The exercise:
Find "Enumerate this screenshot's" in the material, then return exactly the line containing it and all lines after it to the end, leaving out pictures.

####################

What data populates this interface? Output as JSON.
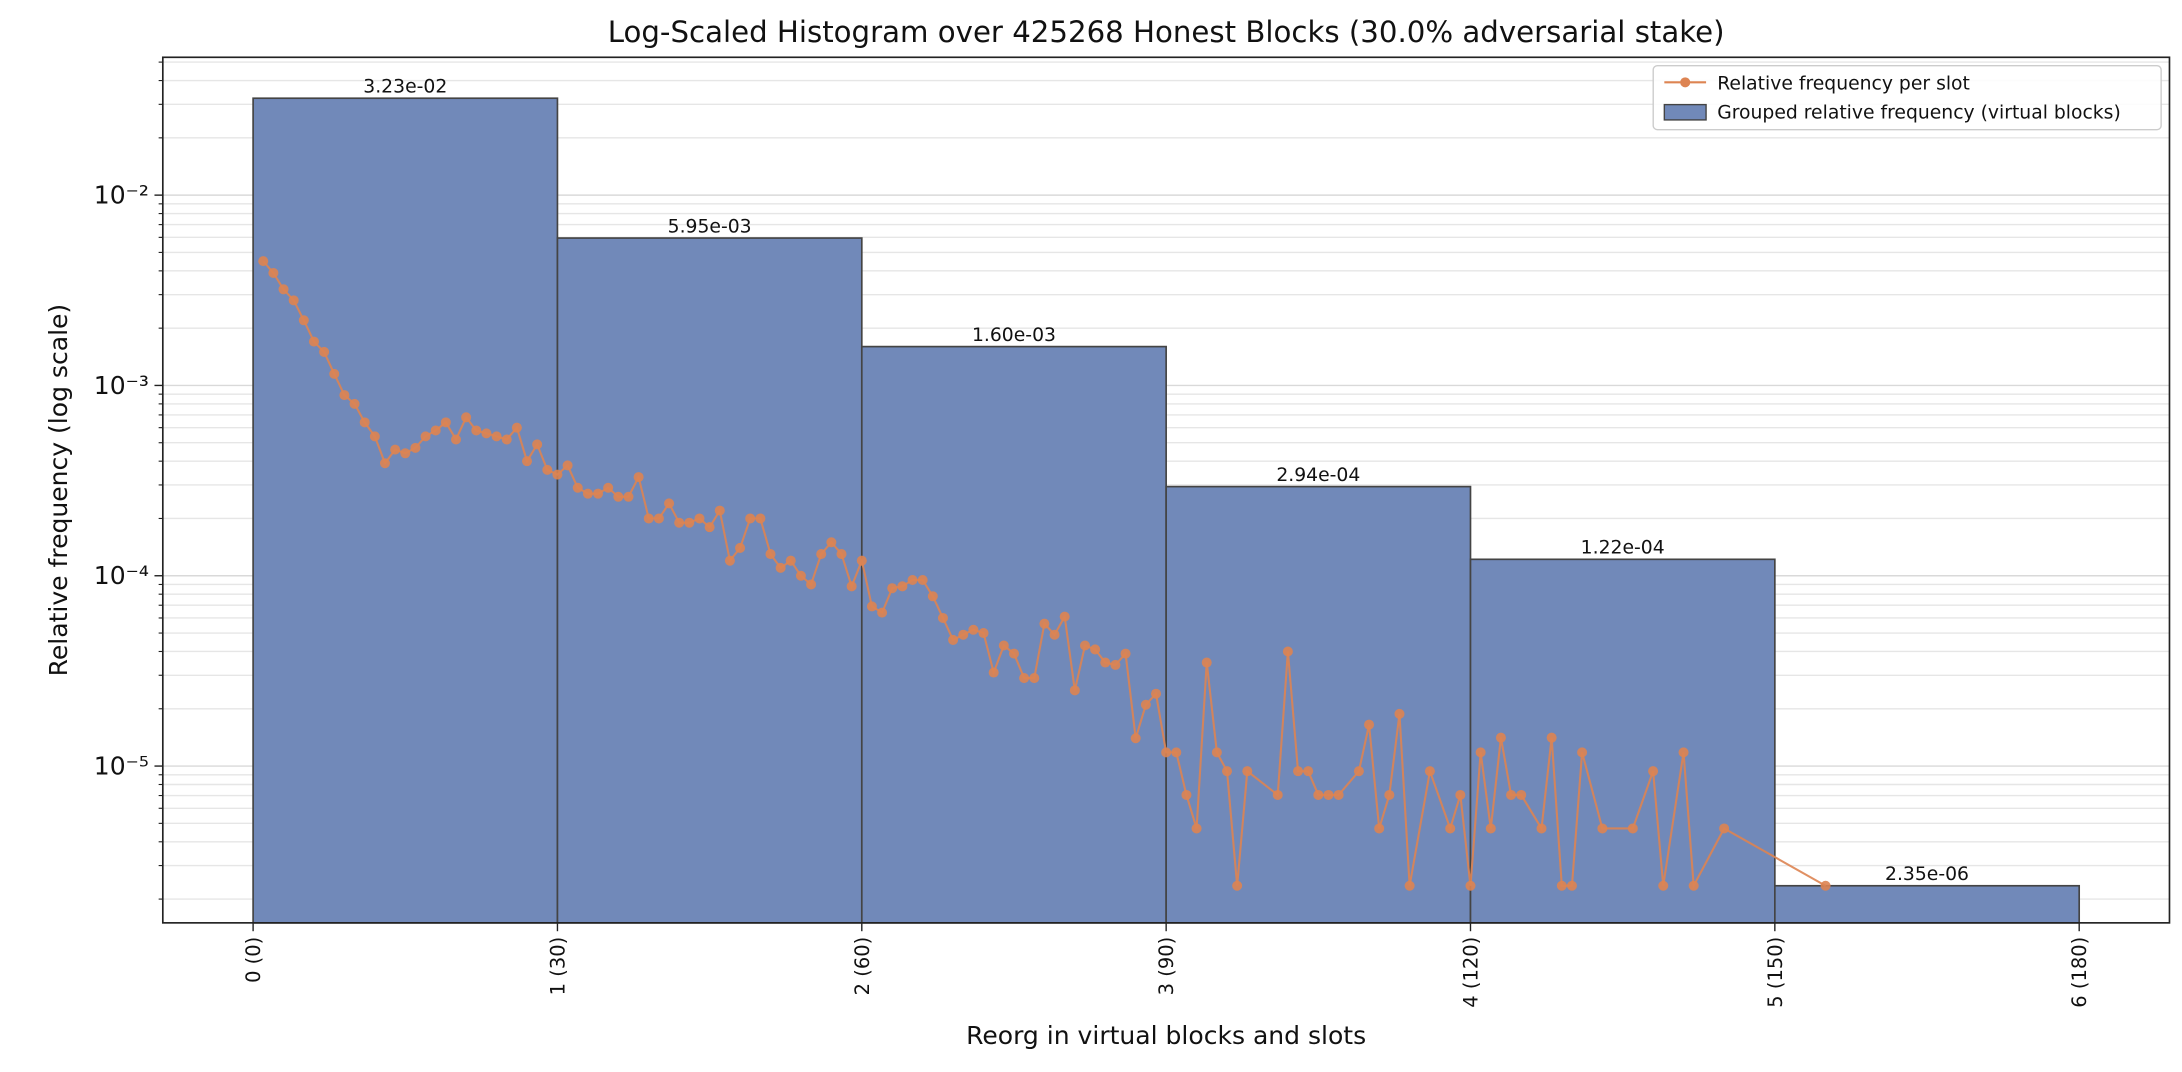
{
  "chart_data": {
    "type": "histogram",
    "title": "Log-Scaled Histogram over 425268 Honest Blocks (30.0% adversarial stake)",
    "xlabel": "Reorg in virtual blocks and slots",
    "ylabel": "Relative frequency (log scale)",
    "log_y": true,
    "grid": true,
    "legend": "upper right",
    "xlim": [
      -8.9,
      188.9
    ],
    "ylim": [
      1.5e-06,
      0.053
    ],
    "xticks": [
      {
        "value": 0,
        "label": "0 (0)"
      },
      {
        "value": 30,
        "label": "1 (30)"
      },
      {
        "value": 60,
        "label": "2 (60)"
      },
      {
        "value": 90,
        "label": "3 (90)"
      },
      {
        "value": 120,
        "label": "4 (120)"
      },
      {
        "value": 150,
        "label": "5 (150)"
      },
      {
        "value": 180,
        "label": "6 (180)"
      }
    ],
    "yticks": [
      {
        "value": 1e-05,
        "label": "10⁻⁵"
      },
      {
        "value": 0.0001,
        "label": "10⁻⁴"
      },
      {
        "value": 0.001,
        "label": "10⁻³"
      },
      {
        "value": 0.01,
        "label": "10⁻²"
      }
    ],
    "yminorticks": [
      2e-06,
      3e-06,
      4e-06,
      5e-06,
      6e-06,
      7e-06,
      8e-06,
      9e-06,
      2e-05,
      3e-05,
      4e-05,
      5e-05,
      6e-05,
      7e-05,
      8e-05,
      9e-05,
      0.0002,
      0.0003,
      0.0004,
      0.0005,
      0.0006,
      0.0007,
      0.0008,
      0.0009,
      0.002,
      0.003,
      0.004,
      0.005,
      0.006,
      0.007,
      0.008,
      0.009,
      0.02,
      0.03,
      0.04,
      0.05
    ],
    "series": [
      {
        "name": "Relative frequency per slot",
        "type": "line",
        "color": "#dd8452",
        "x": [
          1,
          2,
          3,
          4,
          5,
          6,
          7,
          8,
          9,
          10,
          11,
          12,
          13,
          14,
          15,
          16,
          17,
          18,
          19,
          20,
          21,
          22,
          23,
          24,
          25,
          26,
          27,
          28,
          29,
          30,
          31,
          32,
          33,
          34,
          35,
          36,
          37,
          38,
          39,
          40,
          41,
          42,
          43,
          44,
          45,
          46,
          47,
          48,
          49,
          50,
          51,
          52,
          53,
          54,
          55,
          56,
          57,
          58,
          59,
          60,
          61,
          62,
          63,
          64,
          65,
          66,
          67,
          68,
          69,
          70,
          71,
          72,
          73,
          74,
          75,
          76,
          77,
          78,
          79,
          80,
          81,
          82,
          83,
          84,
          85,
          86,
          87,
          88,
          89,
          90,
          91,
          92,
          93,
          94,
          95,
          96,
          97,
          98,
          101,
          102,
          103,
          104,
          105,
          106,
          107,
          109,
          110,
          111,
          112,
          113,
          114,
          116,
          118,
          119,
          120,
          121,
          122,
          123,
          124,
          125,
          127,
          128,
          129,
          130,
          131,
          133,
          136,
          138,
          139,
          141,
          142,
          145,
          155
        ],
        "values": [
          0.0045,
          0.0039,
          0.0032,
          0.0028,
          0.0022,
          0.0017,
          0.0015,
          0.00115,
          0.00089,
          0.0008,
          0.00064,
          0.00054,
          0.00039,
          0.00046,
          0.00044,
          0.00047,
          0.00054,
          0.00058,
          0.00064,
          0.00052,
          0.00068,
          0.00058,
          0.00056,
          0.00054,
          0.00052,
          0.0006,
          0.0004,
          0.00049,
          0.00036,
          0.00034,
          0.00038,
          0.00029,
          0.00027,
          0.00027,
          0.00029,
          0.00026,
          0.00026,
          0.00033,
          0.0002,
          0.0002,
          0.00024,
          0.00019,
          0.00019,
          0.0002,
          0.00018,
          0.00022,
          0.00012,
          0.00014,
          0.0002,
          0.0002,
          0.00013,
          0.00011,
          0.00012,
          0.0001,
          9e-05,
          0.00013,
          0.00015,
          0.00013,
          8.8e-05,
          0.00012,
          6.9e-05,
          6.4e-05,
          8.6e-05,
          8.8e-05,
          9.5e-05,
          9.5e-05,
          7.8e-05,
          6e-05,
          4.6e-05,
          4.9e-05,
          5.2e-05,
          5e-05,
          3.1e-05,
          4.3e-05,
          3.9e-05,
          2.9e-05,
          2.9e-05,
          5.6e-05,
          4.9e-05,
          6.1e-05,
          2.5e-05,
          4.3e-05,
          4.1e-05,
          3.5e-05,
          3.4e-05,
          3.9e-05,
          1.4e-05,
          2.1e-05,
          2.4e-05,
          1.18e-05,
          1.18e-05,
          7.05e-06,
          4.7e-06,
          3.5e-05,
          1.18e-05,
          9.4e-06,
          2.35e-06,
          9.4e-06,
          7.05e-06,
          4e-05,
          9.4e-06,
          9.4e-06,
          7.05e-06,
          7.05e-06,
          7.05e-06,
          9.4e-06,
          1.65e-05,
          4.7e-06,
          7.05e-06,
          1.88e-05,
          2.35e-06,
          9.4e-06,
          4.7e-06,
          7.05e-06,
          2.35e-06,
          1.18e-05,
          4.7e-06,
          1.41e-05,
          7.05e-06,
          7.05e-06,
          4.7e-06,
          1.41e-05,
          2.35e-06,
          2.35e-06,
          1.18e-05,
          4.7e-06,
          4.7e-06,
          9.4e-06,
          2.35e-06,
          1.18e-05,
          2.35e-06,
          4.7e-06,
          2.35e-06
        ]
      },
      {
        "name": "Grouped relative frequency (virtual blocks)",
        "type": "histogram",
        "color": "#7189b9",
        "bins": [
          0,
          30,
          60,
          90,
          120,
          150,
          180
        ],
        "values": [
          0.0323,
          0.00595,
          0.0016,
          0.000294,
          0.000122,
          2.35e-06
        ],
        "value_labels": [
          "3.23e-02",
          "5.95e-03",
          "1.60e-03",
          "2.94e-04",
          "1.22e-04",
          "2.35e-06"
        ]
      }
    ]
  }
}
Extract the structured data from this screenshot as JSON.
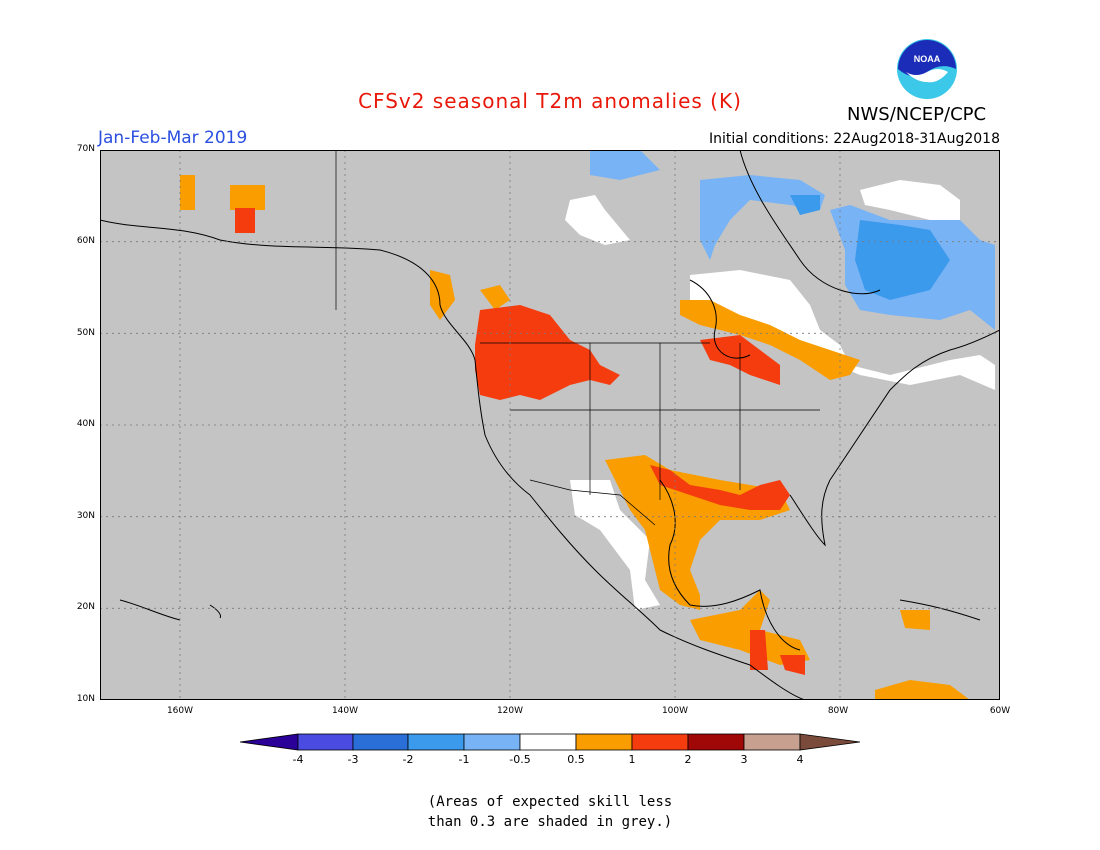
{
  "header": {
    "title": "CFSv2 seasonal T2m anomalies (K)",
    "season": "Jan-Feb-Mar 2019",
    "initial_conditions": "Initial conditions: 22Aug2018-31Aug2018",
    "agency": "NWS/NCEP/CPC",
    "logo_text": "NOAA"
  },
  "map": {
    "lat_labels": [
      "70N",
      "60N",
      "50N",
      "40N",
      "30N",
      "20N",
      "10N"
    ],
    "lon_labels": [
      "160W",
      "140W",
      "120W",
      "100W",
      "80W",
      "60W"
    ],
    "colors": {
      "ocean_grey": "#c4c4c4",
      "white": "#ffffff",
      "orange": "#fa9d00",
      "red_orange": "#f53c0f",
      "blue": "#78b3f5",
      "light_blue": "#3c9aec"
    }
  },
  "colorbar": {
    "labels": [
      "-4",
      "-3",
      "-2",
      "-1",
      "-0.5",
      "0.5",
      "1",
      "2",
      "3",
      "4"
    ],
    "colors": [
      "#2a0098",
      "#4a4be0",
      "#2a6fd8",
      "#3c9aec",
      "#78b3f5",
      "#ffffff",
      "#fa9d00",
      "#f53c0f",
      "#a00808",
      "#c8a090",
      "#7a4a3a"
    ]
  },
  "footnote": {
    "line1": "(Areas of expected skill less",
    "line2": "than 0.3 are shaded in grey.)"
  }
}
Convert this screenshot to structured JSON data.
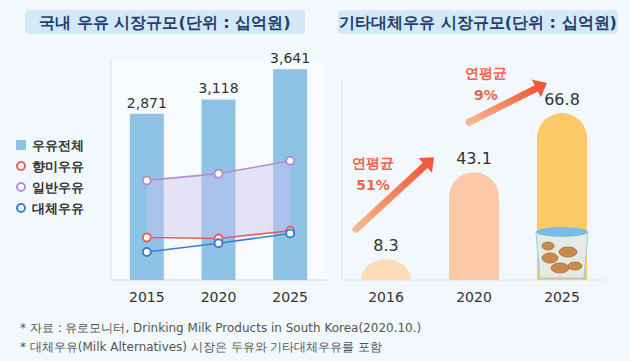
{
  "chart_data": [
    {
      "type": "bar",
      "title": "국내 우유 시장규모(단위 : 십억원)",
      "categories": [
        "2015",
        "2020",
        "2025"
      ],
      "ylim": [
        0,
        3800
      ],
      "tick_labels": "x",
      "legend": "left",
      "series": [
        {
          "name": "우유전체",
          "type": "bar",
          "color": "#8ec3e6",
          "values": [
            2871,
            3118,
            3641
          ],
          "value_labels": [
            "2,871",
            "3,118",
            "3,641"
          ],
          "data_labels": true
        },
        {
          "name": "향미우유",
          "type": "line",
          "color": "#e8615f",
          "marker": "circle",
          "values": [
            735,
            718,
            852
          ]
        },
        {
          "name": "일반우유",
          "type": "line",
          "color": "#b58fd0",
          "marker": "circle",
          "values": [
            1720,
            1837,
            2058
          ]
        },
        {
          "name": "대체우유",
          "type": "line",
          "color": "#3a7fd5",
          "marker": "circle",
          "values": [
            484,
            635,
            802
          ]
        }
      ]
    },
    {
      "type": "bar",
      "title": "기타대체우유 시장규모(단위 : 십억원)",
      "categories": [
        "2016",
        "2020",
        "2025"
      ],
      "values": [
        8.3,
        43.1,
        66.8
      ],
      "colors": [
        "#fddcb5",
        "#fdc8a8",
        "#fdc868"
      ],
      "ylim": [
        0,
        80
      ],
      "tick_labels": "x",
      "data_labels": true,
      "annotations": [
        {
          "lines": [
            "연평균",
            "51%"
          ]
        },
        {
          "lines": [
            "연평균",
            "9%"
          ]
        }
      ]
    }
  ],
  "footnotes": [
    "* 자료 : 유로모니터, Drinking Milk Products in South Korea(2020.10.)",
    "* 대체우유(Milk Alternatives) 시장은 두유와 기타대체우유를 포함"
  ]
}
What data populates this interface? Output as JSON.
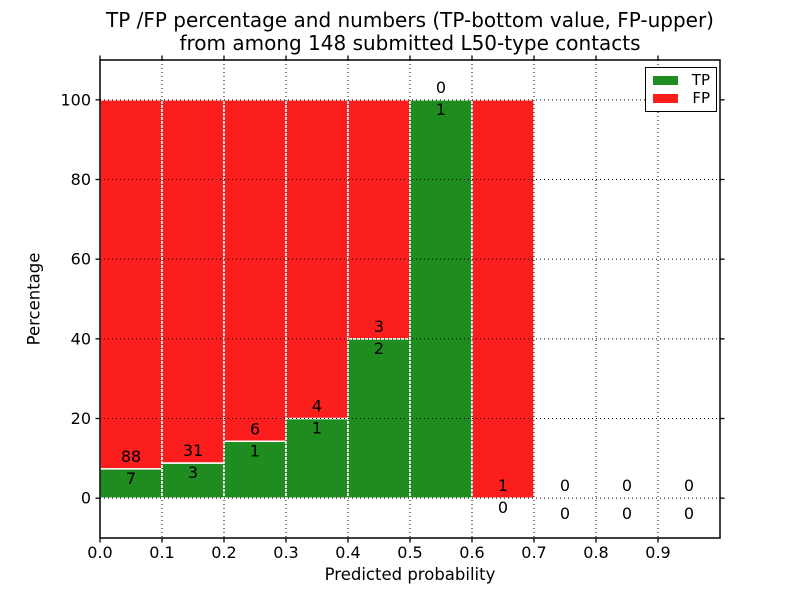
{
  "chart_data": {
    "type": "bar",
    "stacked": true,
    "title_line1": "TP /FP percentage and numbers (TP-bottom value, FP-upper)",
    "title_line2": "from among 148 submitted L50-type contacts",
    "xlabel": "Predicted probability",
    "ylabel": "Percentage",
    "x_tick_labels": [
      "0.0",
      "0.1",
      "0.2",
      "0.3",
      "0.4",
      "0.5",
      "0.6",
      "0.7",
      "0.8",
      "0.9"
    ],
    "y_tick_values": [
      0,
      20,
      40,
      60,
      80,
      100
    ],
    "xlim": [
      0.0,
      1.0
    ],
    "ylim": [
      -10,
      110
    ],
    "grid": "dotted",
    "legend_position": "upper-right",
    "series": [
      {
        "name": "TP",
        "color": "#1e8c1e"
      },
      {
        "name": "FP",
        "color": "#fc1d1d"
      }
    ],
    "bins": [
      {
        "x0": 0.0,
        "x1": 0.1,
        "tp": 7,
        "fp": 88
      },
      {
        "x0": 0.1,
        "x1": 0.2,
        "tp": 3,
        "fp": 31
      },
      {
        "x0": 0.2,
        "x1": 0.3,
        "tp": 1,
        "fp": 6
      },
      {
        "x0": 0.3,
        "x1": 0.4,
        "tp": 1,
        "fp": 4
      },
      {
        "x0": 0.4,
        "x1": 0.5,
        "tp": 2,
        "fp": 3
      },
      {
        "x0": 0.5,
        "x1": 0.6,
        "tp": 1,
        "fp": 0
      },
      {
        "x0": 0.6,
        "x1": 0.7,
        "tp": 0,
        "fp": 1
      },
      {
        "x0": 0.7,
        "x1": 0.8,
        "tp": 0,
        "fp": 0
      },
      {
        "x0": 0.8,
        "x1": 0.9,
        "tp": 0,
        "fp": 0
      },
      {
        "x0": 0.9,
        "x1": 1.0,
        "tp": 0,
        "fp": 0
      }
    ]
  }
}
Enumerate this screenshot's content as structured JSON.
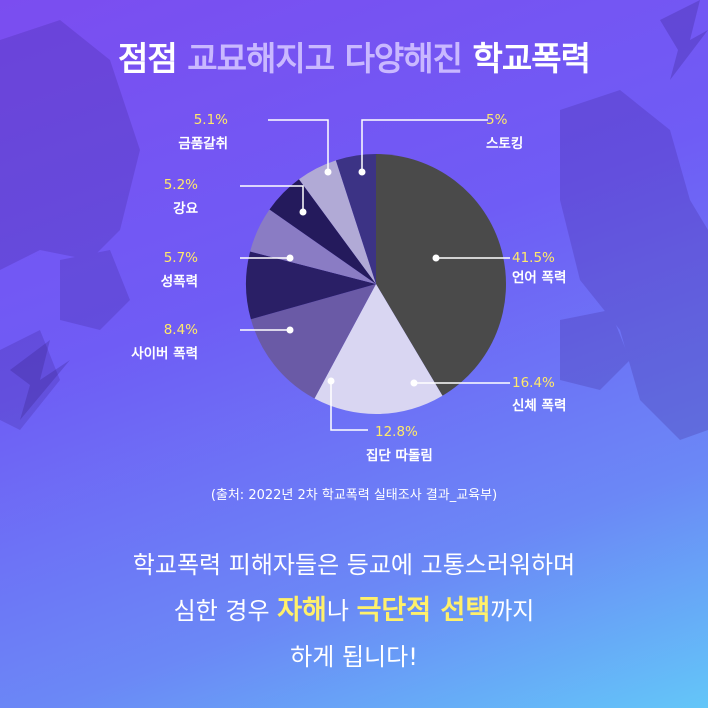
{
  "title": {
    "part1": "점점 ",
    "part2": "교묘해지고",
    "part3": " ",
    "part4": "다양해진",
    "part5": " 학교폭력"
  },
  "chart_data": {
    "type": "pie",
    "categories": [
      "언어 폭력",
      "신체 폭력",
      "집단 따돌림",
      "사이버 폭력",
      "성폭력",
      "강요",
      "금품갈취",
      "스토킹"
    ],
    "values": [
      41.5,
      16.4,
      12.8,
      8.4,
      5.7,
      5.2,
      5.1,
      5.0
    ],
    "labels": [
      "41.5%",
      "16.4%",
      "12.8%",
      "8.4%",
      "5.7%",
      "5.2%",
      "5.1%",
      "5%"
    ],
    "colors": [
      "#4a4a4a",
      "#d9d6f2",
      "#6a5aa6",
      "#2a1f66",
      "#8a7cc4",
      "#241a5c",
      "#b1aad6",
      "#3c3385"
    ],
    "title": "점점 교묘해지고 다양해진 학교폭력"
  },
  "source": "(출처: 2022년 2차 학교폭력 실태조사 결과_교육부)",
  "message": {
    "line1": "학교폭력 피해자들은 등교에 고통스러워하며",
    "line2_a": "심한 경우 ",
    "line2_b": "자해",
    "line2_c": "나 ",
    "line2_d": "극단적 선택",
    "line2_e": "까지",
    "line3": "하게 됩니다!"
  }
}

####################

Written solution:
Enumerate this screenshot's content as structured JSON.
{
  "title": {
    "part1": "점점 ",
    "part2": "교묘해지고",
    "part3": " ",
    "part4": "다양해진",
    "part5": " 학교폭력"
  },
  "chart_data": {
    "type": "pie",
    "categories": [
      "언어 폭력",
      "신체 폭력",
      "집단 따돌림",
      "사이버 폭력",
      "성폭력",
      "강요",
      "금품갈취",
      "스토킹"
    ],
    "values": [
      41.5,
      16.4,
      12.8,
      8.4,
      5.7,
      5.2,
      5.1,
      5.0
    ],
    "labels": [
      "41.5%",
      "16.4%",
      "12.8%",
      "8.4%",
      "5.7%",
      "5.2%",
      "5.1%",
      "5%"
    ],
    "colors": [
      "#4a4a4a",
      "#d9d6f2",
      "#6a5aa6",
      "#2a1f66",
      "#8a7cc4",
      "#241a5c",
      "#b1aad6",
      "#3c3385"
    ],
    "title": "점점 교묘해지고 다양해진 학교폭력"
  },
  "source": "(출처: 2022년 2차 학교폭력 실태조사 결과_교육부)",
  "message": {
    "line1": "학교폭력 피해자들은 등교에 고통스러워하며",
    "line2_a": "심한 경우 ",
    "line2_b": "자해",
    "line2_c": "나 ",
    "line2_d": "극단적 선택",
    "line2_e": "까지",
    "line3": "하게 됩니다!"
  }
}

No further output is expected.